▶ [REQUIRED WORK]: Copy out all of the material, matching it word for word.

* begin SUPPLIED INFORMATION *

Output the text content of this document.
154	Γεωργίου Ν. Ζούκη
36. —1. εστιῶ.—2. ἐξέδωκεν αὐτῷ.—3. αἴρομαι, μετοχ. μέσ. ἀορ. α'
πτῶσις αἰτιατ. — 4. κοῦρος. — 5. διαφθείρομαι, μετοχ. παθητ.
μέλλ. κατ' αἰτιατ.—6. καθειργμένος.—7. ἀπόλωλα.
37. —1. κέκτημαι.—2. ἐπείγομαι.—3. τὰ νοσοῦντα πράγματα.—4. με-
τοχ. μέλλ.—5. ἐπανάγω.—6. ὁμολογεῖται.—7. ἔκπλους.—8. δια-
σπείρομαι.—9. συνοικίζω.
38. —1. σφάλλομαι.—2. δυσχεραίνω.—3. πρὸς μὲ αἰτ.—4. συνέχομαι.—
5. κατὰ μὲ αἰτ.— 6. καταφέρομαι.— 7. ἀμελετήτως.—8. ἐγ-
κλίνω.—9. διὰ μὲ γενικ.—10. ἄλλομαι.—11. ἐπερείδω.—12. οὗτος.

* end SUPPLIED INFORMATION *

▶ [SOLUTION TO THIS EXERCISE]:
Output the text content of this document.
154	Γεωργίου Ν. Ζούκη
36. —1. εστιῶ.—2. ἐξέδωκεν αὐτῷ.—3. αἴρομαι, μετοχ. μέσ. ἀορ. α'
πτῶσις αἰτιατ. — 4. κοῦρος. — 5. διαφθείρομαι, μετοχ. παθητ.
μέλλ. κατ' αἰτιατ.—6. καθειργμένος.—7. ἀπόλωλα.
37. —1. κέκτημαι.—2. ἐπείγομαι.—3. τὰ νοσοῦντα πράγματα.—4. με-
τοχ. μέλλ.—5. ἐπανάγω.—6. ὁμολογεῖται.—7. ἔκπλους.—8. δια-
σπείρομαι.—9. συνοικίζω.
38. —1. σφάλλομαι.—2. δυσχεραίνω.—3. πρὸς μὲ αἰτ.—4. συνέχομαι.—
5. κατὰ μὲ αἰτ.— 6. καταφέρομαι.— 7. ἀμελετήτως.—8. ἐγ-
κλίνω.—9. διὰ μὲ γενικ.—10. ἄλλομαι.—11. ἐπερείδω.—12. οὗτος.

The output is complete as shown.